*RECORDS PROVIDED:*

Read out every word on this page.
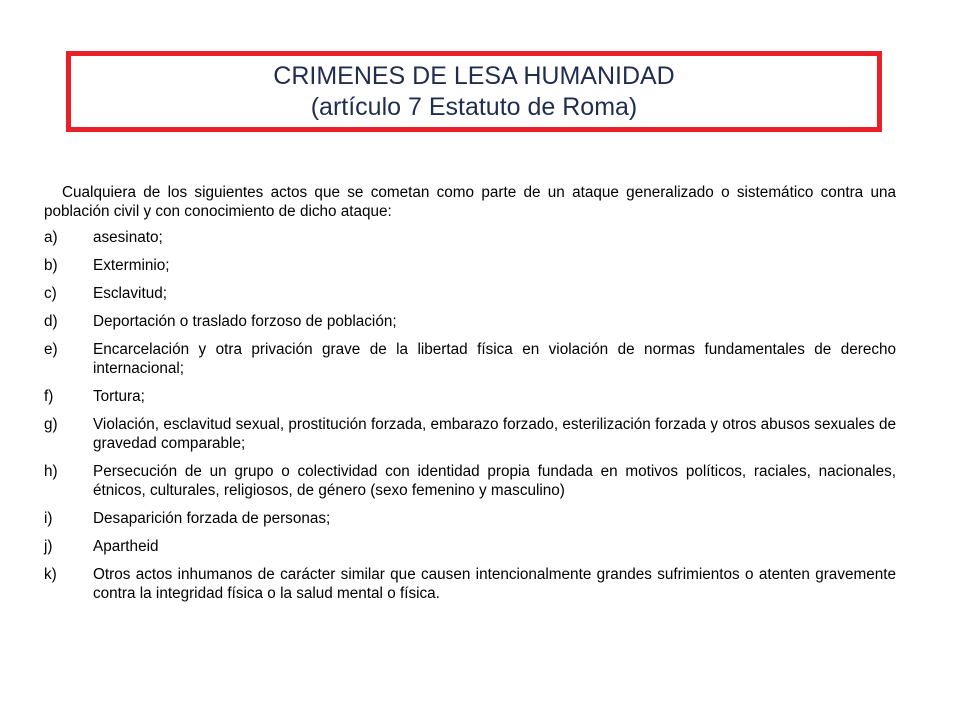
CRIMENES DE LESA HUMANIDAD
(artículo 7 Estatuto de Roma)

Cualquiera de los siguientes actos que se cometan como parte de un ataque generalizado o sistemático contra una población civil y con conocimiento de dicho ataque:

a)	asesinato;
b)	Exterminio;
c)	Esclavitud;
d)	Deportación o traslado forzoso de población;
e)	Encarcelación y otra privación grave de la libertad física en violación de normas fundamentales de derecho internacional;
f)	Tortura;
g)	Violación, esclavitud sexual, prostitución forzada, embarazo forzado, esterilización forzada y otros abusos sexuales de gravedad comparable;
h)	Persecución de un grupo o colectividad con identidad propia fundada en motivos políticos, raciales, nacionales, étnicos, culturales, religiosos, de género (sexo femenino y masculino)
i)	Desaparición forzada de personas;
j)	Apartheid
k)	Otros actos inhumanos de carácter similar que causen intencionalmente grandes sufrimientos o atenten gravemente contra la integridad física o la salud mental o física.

*WORK TO COMPLETE:* Reproduce the entries above exactly. Do not include the images.

*EXERCISE RESULT:*
Read out every word on this page.
CRIMENES DE LESA HUMANIDAD
(artículo 7 Estatuto de Roma)

Cualquiera de los siguientes actos que se cometan como parte de un ataque generalizado o sistemático contra una población civil y con conocimiento de dicho ataque:

a)	asesinato;
b)	Exterminio;
c)	Esclavitud;
d)	Deportación o traslado forzoso de población;
e)	Encarcelación y otra privación grave de la libertad física en violación de normas fundamentales de derecho internacional;
f)	Tortura;
g)	Violación, esclavitud sexual, prostitución forzada, embarazo forzado, esterilización forzada y otros abusos sexuales de gravedad comparable;
h)	Persecución de un grupo o colectividad con identidad propia fundada en motivos políticos, raciales, nacionales, étnicos, culturales, religiosos, de género (sexo femenino y masculino)
i)	Desaparición forzada de personas;
j)	Apartheid
k)	Otros actos inhumanos de carácter similar que causen intencionalmente grandes sufrimientos o atenten gravemente contra la integridad física o la salud mental o física.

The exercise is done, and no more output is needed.